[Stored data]
_____

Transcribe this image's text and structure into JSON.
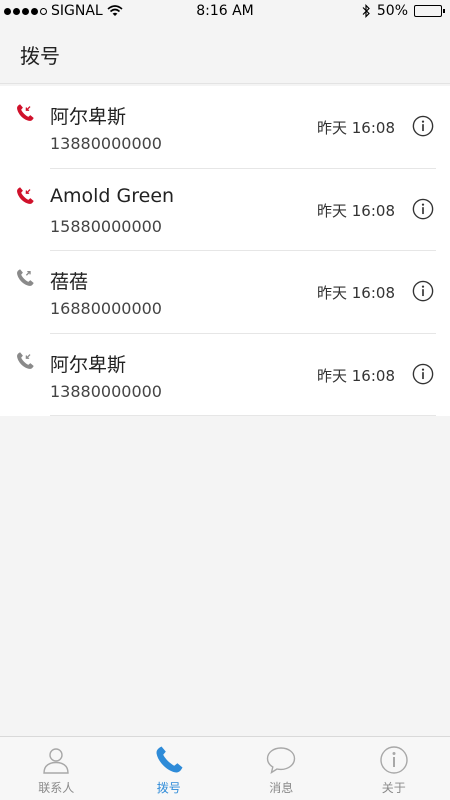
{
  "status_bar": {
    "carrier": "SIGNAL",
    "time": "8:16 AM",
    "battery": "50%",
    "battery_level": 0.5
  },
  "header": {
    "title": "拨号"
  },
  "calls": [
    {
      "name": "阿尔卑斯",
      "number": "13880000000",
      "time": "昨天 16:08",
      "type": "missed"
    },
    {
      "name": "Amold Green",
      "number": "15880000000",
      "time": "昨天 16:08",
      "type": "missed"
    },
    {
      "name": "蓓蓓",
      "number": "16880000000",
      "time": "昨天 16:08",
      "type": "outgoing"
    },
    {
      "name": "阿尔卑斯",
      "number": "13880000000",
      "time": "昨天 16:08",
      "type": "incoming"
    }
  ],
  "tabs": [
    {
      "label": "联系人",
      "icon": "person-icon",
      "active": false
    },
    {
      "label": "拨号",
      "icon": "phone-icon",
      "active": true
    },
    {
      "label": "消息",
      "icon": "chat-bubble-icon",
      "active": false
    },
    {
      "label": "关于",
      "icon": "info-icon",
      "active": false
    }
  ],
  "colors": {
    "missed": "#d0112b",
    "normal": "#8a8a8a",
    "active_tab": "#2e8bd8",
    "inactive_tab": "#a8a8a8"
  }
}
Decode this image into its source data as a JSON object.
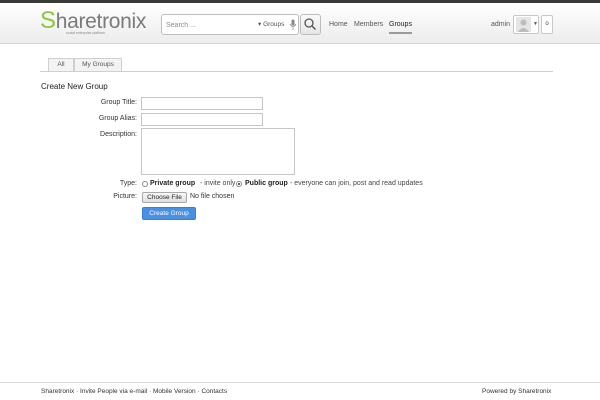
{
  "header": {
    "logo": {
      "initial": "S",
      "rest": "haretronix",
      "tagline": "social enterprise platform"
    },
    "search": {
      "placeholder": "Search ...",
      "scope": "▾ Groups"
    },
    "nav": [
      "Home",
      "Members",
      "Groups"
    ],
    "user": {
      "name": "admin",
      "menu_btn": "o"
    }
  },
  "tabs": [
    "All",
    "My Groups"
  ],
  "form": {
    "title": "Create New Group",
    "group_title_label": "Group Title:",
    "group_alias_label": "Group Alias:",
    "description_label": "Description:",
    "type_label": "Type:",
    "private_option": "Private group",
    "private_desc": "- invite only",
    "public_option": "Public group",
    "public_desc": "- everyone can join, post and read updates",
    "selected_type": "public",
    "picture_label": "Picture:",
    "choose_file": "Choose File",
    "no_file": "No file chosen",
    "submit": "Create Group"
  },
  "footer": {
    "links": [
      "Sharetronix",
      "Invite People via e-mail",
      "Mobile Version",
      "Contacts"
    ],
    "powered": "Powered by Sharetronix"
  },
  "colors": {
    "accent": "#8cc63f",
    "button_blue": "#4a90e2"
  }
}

_____

▶ Written instruction: Of the lines above, how many contain the string "name"? Only the number is required.

▶ Result: 5